* start Document *

Objective velocity measurement of handloading results can, and should, lead to further handload development. In addition, knowing how fast the bullet leaves the barrel of a specific firearm will allow us to determine bullet trajectory along line of sight, as well as how fast the bullet will be traveling, and how hard it will hit at any selected distance. The ballistic chronograph isn't much more than two sensors spaced a known distance of apart, and a timing circuit. When the bullet crosses the first sensor, the clock starts, when it crosses the second sensor, the clock stops. Then some software, written by the guy who didn't fall asleep in algebra class on the day they were working on time distance problems, interprets the results into feet per second. Throw in a little calculus with some bullet specific streamlining values, and you've got a ton of external ballistic information.

Let's recap - The chronograph can serve several important purposes. It can prove your reloading buddy really isn't getting his claimed 4,500 fps out of his 168 grain .308 loads. It can measure the velocity of your favorite handloads and tell you if they are being loaded with an acceptable degree of round to round consistency. The data collected from the chronograph can help you in the field; plotting trajectory over any distance, and advising if your bullet will have sufficient steam to knock over, whatever you're trying to knock over, at the distances you intend to knock it over. The chronograph can be a very useful and practical tool.

Chronograph performance, the mind wanders...

There are a few factors that effect the accuracy of any chronograph. The distance separating the sensors or screens, typically 12" - 48" for most portable setups, is significant. Increasing sensor spacing can improve a chronograph's tolerance to error in sensor placement, but perhaps of greater importance, extending this distance can diminish inaccuracies caused by electronic component operating tolerances, and relatively slow circuit sampling rates. Longer spacing permits more sampling, and more sampling typically results in a more accurate statistical results. 

Oehler, probably the chronograph manufacturer with the greatest technical experience, does a good job of placing the anticipated screen spacing and circuit errors into a practical framework at http://www.oehler-research.com/specs.html. Pact makes no reference to percentage of accuracy or repeatability of readings regarding their products, Shooting Chrony claims better than 99.5% accuracy between 30 fps and 7,000 fps. Based on this published information, Shooting Chrony's error would be 20 fps at velocities of 4,000 fps, Oehler's would be 21 fps with 12" of screen separation. There is a certain reassurance in the closeness of these number that makes them credible, and cause me to believe there is a product performance specification common to chronograph manufacturers.

* end Document *
* start Listing *

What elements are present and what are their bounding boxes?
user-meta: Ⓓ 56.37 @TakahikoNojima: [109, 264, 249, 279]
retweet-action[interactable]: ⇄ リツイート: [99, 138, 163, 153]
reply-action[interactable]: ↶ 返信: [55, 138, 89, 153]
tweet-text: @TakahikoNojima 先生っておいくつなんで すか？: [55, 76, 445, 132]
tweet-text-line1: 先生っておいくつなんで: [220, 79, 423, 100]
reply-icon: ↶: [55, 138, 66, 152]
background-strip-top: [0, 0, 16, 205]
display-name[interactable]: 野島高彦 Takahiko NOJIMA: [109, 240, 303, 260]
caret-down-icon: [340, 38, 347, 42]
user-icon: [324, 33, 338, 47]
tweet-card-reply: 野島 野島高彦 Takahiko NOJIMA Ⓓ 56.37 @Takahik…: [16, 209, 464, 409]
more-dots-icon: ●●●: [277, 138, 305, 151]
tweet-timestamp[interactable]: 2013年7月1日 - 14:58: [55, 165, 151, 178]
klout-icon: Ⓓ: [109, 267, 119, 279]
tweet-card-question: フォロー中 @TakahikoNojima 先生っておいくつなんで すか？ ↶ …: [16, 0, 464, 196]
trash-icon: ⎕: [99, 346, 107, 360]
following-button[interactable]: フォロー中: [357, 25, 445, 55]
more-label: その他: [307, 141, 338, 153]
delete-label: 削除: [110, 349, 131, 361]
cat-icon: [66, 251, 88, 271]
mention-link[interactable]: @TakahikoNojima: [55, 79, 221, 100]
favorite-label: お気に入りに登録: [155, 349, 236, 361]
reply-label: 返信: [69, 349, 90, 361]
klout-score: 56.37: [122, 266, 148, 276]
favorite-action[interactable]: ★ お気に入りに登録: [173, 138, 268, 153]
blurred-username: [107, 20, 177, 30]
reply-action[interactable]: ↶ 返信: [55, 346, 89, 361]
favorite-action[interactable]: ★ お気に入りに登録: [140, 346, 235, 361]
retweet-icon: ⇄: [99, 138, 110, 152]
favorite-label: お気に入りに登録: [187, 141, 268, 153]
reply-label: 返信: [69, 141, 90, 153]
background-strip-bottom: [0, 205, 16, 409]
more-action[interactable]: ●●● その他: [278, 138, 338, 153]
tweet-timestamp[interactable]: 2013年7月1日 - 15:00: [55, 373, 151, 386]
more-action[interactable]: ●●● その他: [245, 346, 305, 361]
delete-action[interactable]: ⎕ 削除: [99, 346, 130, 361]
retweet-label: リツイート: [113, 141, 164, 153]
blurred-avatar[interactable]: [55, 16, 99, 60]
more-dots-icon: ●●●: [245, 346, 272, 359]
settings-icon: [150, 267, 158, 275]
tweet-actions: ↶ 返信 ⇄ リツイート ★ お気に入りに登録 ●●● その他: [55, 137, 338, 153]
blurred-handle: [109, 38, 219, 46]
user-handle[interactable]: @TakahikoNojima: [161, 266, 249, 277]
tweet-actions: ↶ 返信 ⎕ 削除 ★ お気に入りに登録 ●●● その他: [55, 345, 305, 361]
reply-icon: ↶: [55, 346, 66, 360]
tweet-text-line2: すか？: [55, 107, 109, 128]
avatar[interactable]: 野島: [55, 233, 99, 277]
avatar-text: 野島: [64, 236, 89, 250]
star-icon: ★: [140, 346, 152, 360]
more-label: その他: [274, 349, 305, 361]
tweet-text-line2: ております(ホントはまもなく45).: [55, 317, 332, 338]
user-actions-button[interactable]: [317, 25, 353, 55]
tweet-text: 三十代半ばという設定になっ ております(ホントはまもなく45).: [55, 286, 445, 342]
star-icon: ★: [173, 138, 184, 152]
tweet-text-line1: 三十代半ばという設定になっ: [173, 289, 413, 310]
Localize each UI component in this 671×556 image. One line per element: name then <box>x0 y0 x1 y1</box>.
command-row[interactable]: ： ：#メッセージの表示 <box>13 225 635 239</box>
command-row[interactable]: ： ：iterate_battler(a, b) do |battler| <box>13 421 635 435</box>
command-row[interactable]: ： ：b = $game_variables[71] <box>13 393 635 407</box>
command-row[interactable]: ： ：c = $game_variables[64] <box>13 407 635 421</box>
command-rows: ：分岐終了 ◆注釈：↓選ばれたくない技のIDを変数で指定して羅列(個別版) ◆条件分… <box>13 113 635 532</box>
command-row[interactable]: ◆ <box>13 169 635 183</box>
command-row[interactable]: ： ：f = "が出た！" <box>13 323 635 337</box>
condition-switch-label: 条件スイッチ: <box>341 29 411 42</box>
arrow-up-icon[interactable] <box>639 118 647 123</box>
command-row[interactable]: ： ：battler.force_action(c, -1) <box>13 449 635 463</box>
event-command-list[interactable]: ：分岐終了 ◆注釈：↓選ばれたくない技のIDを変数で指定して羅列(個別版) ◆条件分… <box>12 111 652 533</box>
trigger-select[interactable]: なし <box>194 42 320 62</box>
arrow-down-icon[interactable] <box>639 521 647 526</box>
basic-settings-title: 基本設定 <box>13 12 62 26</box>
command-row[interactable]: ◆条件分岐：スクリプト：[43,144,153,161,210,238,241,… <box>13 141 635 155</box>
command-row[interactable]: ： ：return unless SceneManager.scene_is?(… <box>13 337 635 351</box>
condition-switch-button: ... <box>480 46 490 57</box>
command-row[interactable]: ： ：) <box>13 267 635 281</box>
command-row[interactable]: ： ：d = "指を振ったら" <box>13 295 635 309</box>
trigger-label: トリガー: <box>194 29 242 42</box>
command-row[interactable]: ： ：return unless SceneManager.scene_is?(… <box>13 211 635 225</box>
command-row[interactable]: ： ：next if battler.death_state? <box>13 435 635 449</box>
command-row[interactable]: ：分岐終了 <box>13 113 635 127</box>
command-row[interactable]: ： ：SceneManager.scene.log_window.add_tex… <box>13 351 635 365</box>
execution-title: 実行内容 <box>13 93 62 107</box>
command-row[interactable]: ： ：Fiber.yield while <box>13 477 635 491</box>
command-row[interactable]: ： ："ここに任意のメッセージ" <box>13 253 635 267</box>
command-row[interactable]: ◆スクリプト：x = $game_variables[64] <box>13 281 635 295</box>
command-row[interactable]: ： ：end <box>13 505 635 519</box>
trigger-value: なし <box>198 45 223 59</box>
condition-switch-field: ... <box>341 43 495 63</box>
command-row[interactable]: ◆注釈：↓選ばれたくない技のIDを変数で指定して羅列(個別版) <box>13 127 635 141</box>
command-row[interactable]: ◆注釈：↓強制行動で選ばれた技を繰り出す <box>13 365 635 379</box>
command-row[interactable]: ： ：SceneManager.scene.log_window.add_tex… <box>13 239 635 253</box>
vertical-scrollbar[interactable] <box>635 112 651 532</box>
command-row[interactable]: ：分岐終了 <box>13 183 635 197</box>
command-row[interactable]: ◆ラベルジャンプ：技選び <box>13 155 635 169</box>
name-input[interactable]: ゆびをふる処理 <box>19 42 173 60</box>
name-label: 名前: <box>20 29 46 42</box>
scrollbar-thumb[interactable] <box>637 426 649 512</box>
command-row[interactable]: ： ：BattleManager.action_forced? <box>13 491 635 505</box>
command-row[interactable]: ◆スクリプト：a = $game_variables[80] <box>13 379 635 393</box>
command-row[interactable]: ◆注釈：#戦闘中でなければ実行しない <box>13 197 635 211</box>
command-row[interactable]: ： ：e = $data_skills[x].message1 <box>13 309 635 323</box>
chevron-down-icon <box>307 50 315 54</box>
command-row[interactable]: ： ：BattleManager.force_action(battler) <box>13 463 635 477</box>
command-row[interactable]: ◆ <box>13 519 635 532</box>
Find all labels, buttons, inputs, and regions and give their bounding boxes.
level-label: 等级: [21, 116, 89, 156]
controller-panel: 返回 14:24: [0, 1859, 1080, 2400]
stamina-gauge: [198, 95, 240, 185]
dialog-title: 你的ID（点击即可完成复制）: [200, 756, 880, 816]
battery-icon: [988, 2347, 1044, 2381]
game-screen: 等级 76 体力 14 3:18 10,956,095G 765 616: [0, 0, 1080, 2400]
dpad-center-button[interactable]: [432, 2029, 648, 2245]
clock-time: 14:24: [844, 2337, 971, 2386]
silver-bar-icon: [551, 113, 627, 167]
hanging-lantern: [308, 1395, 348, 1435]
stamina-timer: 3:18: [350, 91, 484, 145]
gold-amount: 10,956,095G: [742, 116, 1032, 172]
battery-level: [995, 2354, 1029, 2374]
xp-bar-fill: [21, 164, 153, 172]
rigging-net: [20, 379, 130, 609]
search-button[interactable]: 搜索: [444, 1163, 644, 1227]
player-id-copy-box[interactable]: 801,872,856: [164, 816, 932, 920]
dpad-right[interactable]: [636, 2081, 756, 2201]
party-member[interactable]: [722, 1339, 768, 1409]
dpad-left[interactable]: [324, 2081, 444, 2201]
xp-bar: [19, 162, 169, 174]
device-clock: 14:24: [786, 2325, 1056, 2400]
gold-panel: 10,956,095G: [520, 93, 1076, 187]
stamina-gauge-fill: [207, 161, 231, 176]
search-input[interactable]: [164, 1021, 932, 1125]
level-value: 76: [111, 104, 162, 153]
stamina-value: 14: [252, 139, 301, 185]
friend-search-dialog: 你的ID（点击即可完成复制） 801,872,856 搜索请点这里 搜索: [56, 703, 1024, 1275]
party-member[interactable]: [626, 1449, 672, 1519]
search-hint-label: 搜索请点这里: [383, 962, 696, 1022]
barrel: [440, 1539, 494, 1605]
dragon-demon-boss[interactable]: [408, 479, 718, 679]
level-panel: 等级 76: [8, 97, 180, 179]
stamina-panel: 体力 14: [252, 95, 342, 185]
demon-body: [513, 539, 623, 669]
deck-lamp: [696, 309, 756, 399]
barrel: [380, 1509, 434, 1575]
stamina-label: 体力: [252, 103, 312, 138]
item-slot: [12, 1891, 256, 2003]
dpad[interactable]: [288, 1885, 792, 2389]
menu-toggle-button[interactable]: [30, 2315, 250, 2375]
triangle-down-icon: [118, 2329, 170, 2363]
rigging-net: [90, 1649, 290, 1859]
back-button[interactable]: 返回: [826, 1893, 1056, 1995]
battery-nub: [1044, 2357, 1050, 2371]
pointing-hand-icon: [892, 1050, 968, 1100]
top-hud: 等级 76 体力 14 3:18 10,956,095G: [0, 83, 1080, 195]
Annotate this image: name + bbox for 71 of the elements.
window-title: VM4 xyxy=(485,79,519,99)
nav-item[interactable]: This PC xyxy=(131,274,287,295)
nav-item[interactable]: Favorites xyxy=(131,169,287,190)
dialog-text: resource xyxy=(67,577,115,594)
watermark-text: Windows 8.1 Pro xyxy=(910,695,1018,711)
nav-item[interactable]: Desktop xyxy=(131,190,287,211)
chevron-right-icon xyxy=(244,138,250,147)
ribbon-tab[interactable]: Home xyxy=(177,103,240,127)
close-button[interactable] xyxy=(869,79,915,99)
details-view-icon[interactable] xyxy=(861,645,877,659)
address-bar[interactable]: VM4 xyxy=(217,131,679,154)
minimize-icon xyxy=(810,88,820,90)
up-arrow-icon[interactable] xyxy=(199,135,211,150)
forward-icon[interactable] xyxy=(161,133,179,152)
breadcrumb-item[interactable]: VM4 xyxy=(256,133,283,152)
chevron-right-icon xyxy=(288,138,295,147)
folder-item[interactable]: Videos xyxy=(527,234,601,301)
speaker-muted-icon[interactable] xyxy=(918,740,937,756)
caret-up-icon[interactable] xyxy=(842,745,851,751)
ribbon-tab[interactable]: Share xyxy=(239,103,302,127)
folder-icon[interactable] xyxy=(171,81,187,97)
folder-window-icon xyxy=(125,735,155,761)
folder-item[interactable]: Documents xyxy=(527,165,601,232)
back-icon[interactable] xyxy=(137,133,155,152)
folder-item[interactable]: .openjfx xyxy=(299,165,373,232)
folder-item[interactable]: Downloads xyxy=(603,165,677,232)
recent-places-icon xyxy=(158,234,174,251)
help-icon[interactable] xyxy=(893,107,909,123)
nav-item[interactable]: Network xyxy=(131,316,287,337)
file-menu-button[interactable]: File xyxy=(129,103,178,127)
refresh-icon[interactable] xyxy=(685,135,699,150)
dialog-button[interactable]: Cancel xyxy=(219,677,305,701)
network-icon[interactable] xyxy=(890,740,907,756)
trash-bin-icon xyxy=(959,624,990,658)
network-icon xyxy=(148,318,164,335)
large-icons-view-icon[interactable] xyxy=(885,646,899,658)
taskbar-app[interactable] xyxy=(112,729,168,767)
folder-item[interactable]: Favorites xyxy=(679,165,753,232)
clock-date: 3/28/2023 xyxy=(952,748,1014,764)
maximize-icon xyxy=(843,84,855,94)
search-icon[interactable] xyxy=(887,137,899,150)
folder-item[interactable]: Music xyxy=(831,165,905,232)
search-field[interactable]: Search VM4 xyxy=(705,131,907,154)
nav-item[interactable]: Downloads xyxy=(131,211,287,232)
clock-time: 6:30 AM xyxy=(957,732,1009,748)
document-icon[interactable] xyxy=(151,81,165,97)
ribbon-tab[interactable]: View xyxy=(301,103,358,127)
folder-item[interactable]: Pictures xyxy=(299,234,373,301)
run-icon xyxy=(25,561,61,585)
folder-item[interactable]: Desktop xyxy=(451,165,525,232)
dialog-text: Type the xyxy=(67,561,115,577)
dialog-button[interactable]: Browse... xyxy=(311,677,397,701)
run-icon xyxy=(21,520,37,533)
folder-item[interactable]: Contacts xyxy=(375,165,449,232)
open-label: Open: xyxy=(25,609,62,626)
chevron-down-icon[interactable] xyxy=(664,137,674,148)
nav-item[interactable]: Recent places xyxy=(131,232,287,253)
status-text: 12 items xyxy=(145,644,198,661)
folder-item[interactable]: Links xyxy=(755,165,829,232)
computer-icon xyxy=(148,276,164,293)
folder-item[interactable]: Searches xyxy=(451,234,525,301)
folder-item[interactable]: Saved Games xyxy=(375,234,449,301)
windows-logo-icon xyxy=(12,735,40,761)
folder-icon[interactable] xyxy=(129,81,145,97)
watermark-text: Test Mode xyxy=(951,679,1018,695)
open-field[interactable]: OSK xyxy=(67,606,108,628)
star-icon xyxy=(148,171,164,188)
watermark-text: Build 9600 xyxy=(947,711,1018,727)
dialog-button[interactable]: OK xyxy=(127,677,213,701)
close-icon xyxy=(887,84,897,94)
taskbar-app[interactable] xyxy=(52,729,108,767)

* end Listing *

**To-do list:**
• a. Rewrite the paragraph in the chronograph text that begins "Let's recap" as a short bulleted list, keeping its main facts.
• b. In the listings, swap "retweet-action" for "share-action" and give only these lines, starting at the top of the listings and ending with the line that contains "background-strip-top: [0, 0, 16, 205]".

**Results by task:**
• a.
The chronograph serves several important purposes:
- It can show that a reloading buddy isn't really getting his claimed 4,500 fps from his 168 grain .308 loads.
- It can measure the velocity of favorite handloads and show whether they are loaded with acceptable round-to-round consistency.
- Its data helps in the field. It can plot trajectory over any distance and show whether the bullet will have enough steam to knock over the target at the intended distances.
- Overall, it can be a very useful and practical tool.

• b.
What elements are present and what are their bounding boxes?
user-meta: Ⓓ 56.37 @TakahikoNojima: [109, 264, 249, 279]
share-action[interactable]: ⇄ リツイート: [99, 138, 163, 153]
reply-action[interactable]: ↶ 返信: [55, 138, 89, 153]
tweet-text: @TakahikoNojima 先生っておいくつなんで すか？: [55, 76, 445, 132]
tweet-text-line1: 先生っておいくつなんで: [220, 79, 423, 100]
reply-icon: ↶: [55, 138, 66, 152]
background-strip-top: [0, 0, 16, 205]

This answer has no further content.